[A block of data]
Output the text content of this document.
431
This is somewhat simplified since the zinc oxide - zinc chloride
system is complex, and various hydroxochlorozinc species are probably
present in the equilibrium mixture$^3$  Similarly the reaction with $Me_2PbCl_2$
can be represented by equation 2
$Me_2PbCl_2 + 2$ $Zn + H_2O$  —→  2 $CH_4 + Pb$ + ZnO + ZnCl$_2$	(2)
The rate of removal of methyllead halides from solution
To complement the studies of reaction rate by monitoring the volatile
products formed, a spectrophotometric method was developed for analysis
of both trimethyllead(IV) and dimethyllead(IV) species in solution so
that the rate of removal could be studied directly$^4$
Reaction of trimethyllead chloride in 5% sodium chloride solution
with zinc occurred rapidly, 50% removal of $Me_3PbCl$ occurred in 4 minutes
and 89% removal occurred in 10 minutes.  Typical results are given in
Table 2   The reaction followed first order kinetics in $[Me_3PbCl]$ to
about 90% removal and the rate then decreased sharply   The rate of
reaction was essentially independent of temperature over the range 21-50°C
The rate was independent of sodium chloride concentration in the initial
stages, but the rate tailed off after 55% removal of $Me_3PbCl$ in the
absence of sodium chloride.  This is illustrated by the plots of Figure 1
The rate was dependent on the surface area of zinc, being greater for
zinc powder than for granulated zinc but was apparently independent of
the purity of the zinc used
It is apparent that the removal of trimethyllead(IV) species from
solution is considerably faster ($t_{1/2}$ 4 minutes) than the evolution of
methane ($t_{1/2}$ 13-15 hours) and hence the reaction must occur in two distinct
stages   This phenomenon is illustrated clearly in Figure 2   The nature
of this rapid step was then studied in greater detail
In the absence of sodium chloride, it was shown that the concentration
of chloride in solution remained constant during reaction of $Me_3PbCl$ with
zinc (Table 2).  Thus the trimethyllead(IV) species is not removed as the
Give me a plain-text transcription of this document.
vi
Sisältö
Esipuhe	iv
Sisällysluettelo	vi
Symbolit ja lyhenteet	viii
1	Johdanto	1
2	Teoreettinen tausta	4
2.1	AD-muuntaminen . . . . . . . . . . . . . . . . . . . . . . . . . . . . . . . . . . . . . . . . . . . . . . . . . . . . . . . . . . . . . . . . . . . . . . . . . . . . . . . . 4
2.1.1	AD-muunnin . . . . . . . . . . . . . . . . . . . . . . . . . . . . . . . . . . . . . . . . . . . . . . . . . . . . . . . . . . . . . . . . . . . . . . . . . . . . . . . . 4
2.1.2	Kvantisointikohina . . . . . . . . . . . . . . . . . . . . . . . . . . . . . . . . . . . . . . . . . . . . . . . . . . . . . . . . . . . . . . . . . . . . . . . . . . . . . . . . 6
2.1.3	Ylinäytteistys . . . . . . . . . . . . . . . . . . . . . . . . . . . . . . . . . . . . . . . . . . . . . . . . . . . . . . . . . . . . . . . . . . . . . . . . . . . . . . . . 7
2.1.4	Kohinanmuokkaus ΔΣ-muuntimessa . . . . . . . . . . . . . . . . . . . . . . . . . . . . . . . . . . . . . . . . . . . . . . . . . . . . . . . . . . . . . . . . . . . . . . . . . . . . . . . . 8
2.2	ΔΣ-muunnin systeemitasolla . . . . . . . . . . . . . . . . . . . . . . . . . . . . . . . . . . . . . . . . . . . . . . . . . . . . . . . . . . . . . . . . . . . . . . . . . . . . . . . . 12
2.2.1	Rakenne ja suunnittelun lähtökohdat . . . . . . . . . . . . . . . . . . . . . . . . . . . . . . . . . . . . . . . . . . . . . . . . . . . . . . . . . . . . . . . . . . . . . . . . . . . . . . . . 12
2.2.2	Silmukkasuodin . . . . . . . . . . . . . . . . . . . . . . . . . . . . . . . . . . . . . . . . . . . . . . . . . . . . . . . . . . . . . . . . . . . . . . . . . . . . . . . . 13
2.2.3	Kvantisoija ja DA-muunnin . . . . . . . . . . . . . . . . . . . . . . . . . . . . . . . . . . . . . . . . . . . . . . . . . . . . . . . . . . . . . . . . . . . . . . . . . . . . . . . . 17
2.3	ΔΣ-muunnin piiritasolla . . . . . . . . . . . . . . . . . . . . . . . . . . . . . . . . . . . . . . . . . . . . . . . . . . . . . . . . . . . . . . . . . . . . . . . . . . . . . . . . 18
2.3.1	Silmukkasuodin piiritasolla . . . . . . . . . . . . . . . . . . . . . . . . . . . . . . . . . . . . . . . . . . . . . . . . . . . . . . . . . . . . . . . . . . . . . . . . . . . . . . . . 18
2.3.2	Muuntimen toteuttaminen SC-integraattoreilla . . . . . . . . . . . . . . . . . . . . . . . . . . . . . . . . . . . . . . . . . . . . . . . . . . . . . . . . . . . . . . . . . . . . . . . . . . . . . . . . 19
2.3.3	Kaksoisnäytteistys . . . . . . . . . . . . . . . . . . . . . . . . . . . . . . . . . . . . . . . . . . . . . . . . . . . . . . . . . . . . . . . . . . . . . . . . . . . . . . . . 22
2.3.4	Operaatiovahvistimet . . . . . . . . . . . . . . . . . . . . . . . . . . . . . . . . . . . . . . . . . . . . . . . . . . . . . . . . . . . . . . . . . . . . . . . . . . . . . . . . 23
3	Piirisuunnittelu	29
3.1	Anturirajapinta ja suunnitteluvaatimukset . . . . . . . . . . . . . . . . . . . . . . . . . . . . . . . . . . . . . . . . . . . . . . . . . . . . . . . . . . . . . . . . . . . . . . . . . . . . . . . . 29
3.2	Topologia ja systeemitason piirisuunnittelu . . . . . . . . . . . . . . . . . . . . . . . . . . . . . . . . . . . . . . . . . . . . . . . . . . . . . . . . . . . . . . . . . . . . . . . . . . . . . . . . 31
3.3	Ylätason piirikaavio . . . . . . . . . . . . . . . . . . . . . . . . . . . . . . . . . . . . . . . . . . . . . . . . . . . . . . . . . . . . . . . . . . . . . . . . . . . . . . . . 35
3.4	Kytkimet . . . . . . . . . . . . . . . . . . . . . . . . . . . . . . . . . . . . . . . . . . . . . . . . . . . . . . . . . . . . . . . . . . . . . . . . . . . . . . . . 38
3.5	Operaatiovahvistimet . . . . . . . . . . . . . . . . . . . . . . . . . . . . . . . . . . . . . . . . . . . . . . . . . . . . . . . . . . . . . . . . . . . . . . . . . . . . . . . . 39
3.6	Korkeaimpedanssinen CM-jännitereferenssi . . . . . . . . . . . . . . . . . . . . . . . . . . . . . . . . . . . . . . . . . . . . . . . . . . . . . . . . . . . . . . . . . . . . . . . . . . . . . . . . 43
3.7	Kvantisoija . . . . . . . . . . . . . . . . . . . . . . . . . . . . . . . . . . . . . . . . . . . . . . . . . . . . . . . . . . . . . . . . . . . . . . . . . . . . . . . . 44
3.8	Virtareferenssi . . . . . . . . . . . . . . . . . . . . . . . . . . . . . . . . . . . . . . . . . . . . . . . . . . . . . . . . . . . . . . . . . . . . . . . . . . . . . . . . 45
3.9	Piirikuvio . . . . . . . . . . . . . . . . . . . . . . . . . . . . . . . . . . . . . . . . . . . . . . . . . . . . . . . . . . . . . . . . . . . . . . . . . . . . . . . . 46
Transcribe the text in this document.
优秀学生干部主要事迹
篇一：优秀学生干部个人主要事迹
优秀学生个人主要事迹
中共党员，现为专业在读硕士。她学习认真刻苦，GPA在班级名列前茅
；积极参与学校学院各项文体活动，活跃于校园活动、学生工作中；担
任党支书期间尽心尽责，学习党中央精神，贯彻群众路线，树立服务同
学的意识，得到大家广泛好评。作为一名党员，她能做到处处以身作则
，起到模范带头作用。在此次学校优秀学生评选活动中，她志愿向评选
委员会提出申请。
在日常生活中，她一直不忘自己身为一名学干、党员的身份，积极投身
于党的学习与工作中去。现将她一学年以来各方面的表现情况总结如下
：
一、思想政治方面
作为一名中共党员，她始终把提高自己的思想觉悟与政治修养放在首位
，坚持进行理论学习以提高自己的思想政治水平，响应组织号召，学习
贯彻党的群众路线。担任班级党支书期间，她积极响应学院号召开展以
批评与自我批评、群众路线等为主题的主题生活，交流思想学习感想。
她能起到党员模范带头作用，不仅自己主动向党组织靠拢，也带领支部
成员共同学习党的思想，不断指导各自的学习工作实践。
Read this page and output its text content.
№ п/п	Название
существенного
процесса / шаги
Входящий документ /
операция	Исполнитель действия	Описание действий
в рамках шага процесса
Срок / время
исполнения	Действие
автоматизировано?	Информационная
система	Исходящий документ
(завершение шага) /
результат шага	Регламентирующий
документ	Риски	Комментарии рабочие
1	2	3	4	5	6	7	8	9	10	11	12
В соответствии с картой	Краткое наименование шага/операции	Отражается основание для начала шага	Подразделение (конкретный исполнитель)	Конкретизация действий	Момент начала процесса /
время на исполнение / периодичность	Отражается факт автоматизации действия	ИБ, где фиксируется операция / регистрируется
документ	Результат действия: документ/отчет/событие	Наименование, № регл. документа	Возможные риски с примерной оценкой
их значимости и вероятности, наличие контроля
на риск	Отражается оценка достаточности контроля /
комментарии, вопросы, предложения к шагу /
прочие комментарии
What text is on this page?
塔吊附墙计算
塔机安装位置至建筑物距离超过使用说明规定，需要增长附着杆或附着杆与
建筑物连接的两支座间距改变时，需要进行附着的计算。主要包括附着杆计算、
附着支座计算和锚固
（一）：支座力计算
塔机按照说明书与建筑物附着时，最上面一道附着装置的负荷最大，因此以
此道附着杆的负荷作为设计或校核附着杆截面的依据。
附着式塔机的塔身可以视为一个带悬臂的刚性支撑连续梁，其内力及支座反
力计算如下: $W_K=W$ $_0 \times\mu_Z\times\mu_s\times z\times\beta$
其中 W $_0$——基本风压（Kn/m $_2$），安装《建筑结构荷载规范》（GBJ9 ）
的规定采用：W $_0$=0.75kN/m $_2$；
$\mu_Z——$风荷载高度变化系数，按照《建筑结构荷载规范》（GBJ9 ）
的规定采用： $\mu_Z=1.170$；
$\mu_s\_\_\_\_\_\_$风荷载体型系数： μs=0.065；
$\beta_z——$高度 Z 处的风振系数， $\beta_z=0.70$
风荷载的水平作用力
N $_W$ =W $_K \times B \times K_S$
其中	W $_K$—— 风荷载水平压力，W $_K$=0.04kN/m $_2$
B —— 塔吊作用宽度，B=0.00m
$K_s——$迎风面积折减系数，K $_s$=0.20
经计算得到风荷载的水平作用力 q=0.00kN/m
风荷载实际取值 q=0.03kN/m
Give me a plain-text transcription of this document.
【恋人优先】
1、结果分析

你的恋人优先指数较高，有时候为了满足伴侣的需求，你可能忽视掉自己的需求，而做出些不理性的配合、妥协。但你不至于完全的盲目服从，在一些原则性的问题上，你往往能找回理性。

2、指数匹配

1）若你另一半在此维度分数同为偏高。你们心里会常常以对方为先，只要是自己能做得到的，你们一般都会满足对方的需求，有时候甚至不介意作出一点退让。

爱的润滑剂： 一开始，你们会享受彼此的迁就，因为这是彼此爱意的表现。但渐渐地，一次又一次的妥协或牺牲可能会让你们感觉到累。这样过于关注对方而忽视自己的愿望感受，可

Task description ▸ Copy each line of the preceding data that contains the string "from".

Result for this task ▸
The rate of removal of methyllead halides from solution
It is apparent that the removal of trimethyllead(IV) species from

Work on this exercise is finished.